**Directions for this task**
In the entries below, find the lines that contain the word "piano" and copy them.

Saved data entries
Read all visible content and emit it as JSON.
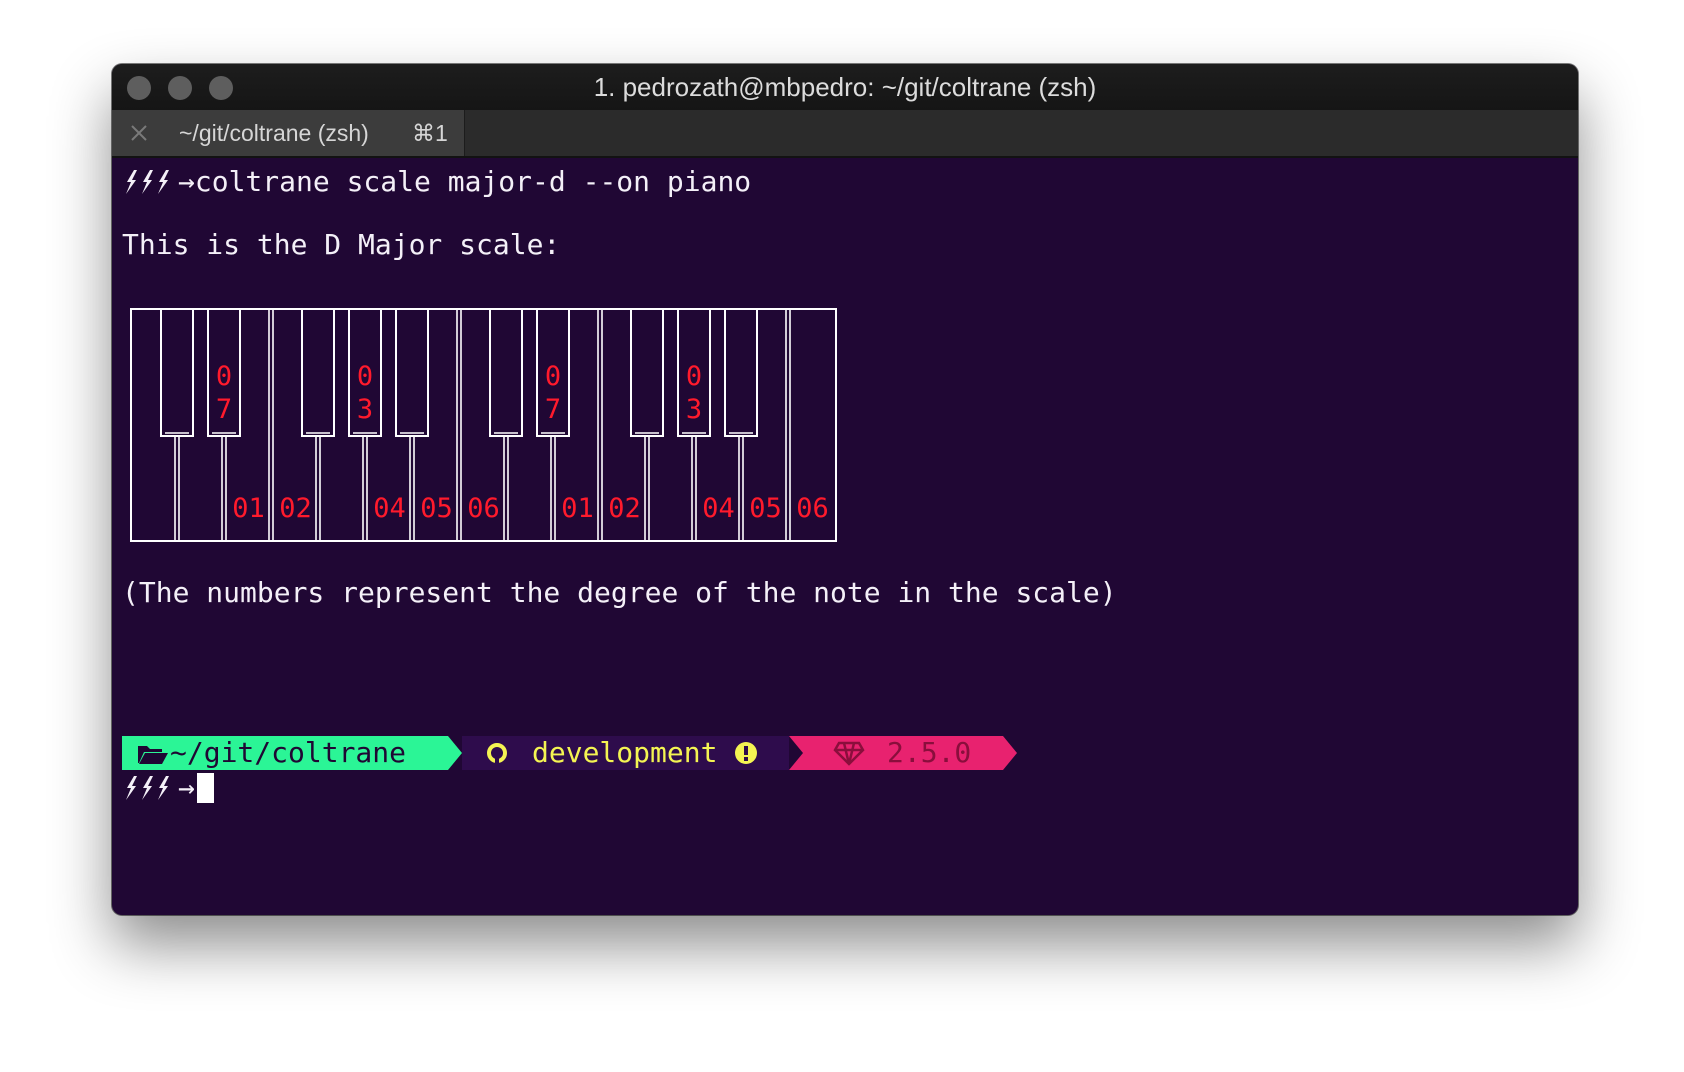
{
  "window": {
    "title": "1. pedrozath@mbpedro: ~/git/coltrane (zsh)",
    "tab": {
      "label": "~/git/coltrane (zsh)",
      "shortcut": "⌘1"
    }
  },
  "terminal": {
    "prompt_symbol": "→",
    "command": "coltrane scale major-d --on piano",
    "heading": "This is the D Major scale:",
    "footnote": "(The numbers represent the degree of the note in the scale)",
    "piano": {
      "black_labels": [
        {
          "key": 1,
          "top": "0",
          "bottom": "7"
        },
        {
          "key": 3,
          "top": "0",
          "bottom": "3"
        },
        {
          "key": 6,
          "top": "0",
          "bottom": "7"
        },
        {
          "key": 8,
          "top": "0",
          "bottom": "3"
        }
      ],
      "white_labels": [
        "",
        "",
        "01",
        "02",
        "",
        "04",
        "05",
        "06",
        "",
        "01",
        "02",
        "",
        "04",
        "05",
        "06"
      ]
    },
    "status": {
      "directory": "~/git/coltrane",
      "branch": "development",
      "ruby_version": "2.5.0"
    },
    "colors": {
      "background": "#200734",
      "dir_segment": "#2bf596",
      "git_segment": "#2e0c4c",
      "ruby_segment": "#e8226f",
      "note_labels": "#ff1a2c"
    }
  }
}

**Full solution**
    "command": "coltrane scale major-d --on piano",
    "piano": {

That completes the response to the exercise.